◆ Instructions to follow
Take every line from the listing below that includes "have" and copy it.

------------------------------------------------------------

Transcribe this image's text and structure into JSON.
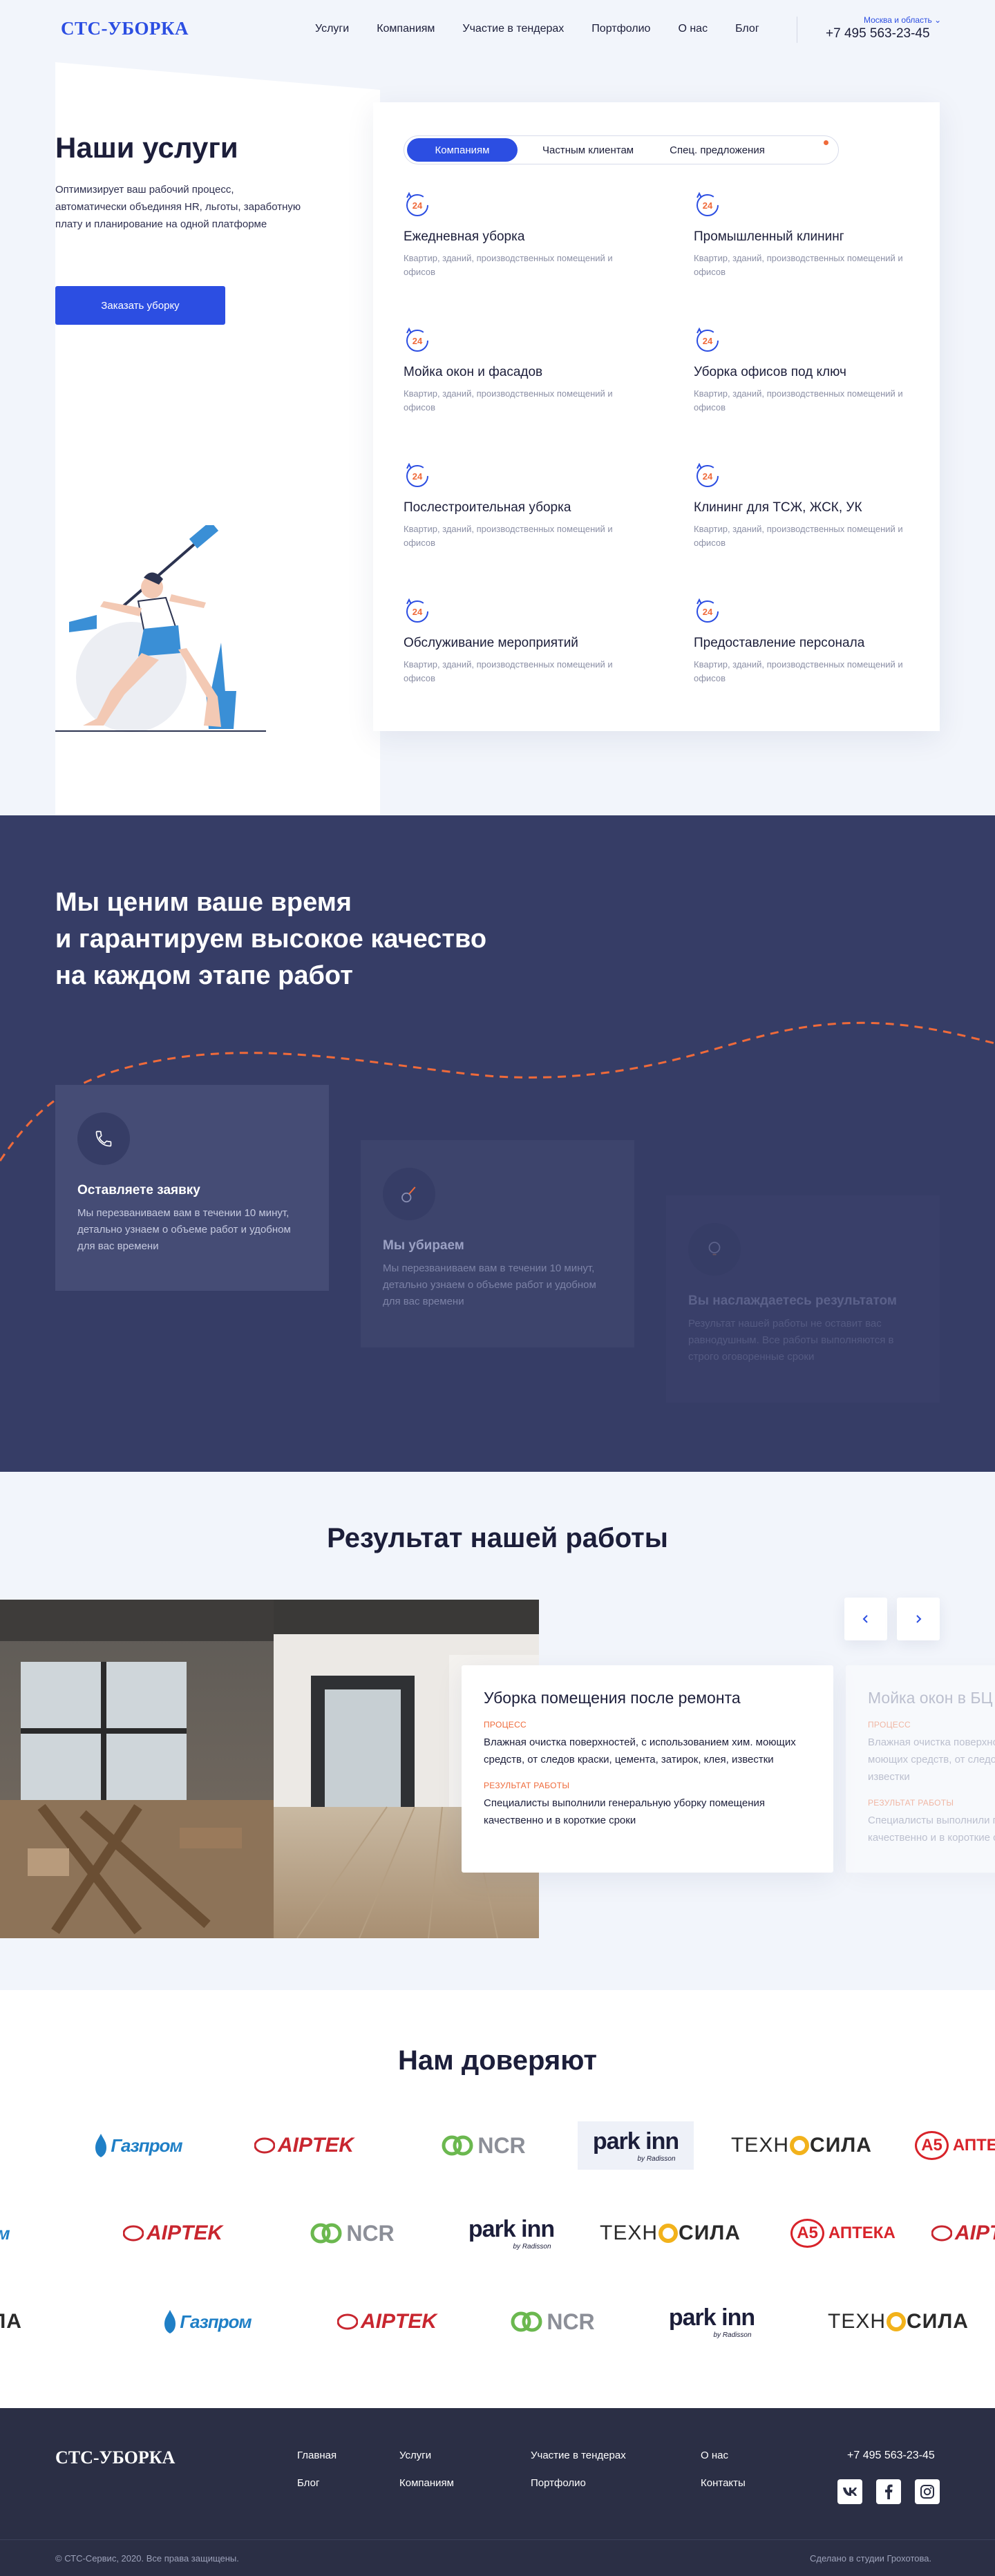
{
  "header": {
    "logo": "СТС-УБОРКА",
    "nav": [
      "Услуги",
      "Компаниям",
      "Участие в тендерах",
      "Портфолио",
      "О нас",
      "Блог"
    ],
    "region": "Москва и область",
    "phone": "+7 495 563-23-45"
  },
  "hero": {
    "title": "Наши услуги",
    "description": "Оптимизирует ваш рабочий процесс, автоматически объединяя HR, льготы, заработную плату и планирование на одной платформе",
    "cta": "Заказать уборку"
  },
  "services": {
    "tabs": [
      "Компаниям",
      "Частным клиентам",
      "Спец. предложения"
    ],
    "icon_text": "24",
    "items": [
      {
        "title": "Ежедневная уборка",
        "desc": "Квартир, зданий, производственных помещений и офисов"
      },
      {
        "title": "Промышленный клининг",
        "desc": "Квартир, зданий, производственных помещений и офисов"
      },
      {
        "title": "Мойка окон и фасадов",
        "desc": "Квартир, зданий, производственных помещений и офисов"
      },
      {
        "title": "Уборка офисов под ключ",
        "desc": "Квартир, зданий, производственных помещений и офисов"
      },
      {
        "title": "Послестроительная уборка",
        "desc": "Квартир, зданий, производственных помещений и офисов"
      },
      {
        "title": "Клининг для ТСЖ, ЖСК, УК",
        "desc": "Квартир, зданий, производственных помещений и офисов"
      },
      {
        "title": "Обслуживание мероприятий",
        "desc": "Квартир, зданий, производственных помещений и офисов"
      },
      {
        "title": "Предоставление персонала",
        "desc": "Квартир, зданий, производственных помещений и офисов"
      }
    ]
  },
  "process": {
    "title_lines": [
      "Мы ценим ваше время",
      "и гарантируем высокое качество",
      "на каждом этапе работ"
    ],
    "steps": [
      {
        "title": "Оставляете заявку",
        "desc": "Мы перезваниваем вам в течении 10 минут, детально узнаем о объеме работ и удобном для вас времени"
      },
      {
        "title": "Мы убираем",
        "desc": "Мы перезваниваем вам в течении 10 минут, детально узнаем о объеме работ и удобном для вас времени"
      },
      {
        "title": "Вы наслаждаетесь результатом",
        "desc": "Результат нашей работы не оставит вас равнодушным. Все работы выполняются в строго оговоренные сроки"
      }
    ]
  },
  "results": {
    "title": "Результат нашей работы",
    "cards": [
      {
        "title": "Уборка помещения после ремонта",
        "process_label": "ПРОЦЕСС",
        "process": "Влажная очистка поверхностей, с использованием хим. моющих средств, от следов краски, цемента, затирок, клея, известки",
        "result_label": "РЕЗУЛЬТАТ РАБОТЫ",
        "result": "Специалисты выполнили генеральную уборку помещения качественно и в короткие сроки"
      },
      {
        "title": "Мойка окон в БЦ",
        "process_label": "ПРОЦЕСС",
        "process": "Влажная очистка поверхностей, с использованием хим. моющих средств, от следов краски, цемента, затирок, клея, известки",
        "result_label": "РЕЗУЛЬТАТ РАБОТЫ",
        "result": "Специалисты выполнили генеральную уборку помещения качественно и в короткие сроки"
      }
    ]
  },
  "trust": {
    "title": "Нам доверяют",
    "logos": {
      "gazprom": "Газпром",
      "airtek": "AIPTEK",
      "ncr": "NCR",
      "parkinn": "park inn",
      "parkinn_sub": "by Radisson",
      "tekhnosila_a": "ТЕХН",
      "tekhnosila_b": "СИЛА",
      "a5": "A5",
      "a5_word": "АПТЕКА"
    }
  },
  "footer": {
    "logo": "СТС-УБОРКА",
    "links": [
      "Главная",
      "Блог",
      "Услуги",
      "Компаниям",
      "Участие в тендерах",
      "Портфолио",
      "О нас",
      "Контакты"
    ],
    "phone": "+7 495 563-23-45",
    "social": [
      "vk-icon",
      "facebook-icon",
      "instagram-icon"
    ],
    "copyright": "© СТС-Сервис, 2020. Все права защищены.",
    "studio": "Сделано в студии Грохотова."
  },
  "colors": {
    "accent": "#2c4ee2",
    "dark": "#363d66",
    "orange": "#ef6a3a",
    "footer": "#2b2f45"
  }
}
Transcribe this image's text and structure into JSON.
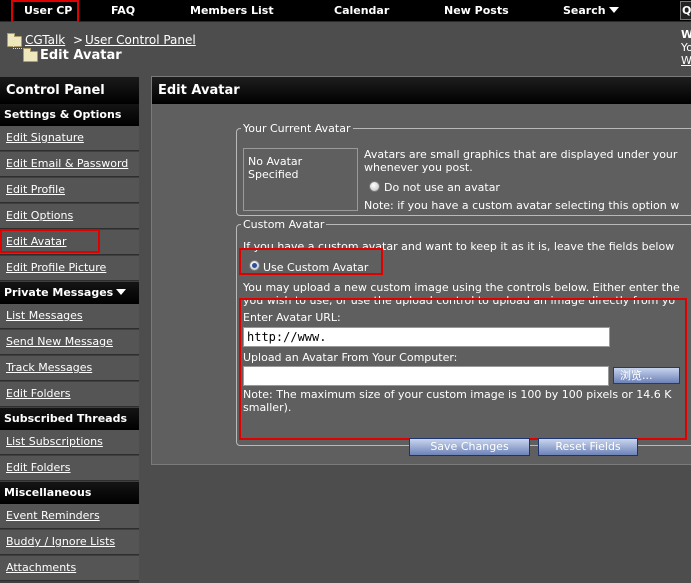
{
  "nav": {
    "items": [
      "User CP",
      "FAQ",
      "Members List",
      "Calendar",
      "New Posts",
      "Search"
    ],
    "edge_char": "Q"
  },
  "breadcrumb": {
    "root": "CGTalk",
    "separator": ">",
    "parent": "User Control Panel",
    "current": "Edit Avatar",
    "right_line1": "W",
    "right_line2": "Yo",
    "right_line3": "We"
  },
  "sidebar": {
    "title": "Control Panel",
    "sections": [
      {
        "title": "Settings & Options",
        "items": [
          "Edit Signature",
          "Edit Email & Password",
          "Edit Profile",
          "Edit Options",
          "Edit Avatar",
          "Edit Profile Picture"
        ]
      },
      {
        "title": "Private Messages",
        "items": [
          "List Messages",
          "Send New Message",
          "Track Messages",
          "Edit Folders"
        ]
      },
      {
        "title": "Subscribed Threads",
        "items": [
          "List Subscriptions",
          "Edit Folders"
        ]
      },
      {
        "title": "Miscellaneous",
        "items": [
          "Event Reminders",
          "Buddy / Ignore Lists",
          "Attachments"
        ]
      }
    ]
  },
  "main": {
    "title": "Edit Avatar",
    "current": {
      "legend": "Your Current Avatar",
      "preview": "No Avatar Specified",
      "desc1": "Avatars are small graphics that are displayed under your",
      "desc2": "whenever you post.",
      "option": "Do not use an avatar",
      "note": "Note: if you have a custom avatar selecting this option w"
    },
    "custom": {
      "legend": "Custom Avatar",
      "intro": "If you have a custom avatar and want to keep it as it is, leave the fields below",
      "option": "Use Custom Avatar",
      "desc1": "You may upload a new custom image using the controls below. Either enter the",
      "desc2": "you wish to use, or use the upload control to upload an image directly from yo",
      "url_label": "Enter Avatar URL:",
      "url_value": "http://www.",
      "upload_label": "Upload an Avatar From Your Computer:",
      "upload_value": "",
      "browse_label": "浏览...",
      "note1": "Note: The maximum size of your custom image is 100 by 100 pixels or 14.6 K",
      "note2": "smaller)."
    },
    "buttons": {
      "save": "Save Changes",
      "reset": "Reset Fields"
    }
  },
  "colors": {
    "highlight": "#e00000",
    "panel": "#5f5f5f",
    "background": "#4d4d4d"
  }
}
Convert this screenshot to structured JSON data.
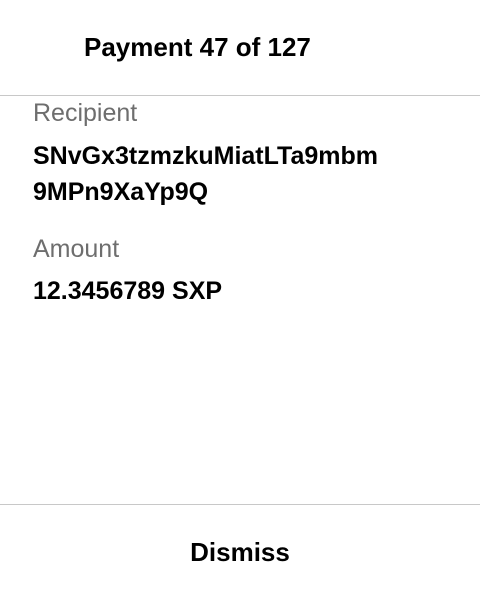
{
  "header": {
    "title": "Payment 47 of 127"
  },
  "recipient": {
    "label": "Recipient",
    "address_line1": "SNvGx3tzmzkuMiatLTa9mbm",
    "address_line2": "9MPn9XaYp9Q"
  },
  "amount": {
    "label": "Amount",
    "value": "12.3456789 SXP"
  },
  "footer": {
    "dismiss_label": "Dismiss"
  }
}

------------------------------------------------------------

◆ Written answer
      "note": "Note: if you have a custom avatar selecting this option w"
      "intro": "If you have a custom avatar and want to keep it as it is, leave the fields below",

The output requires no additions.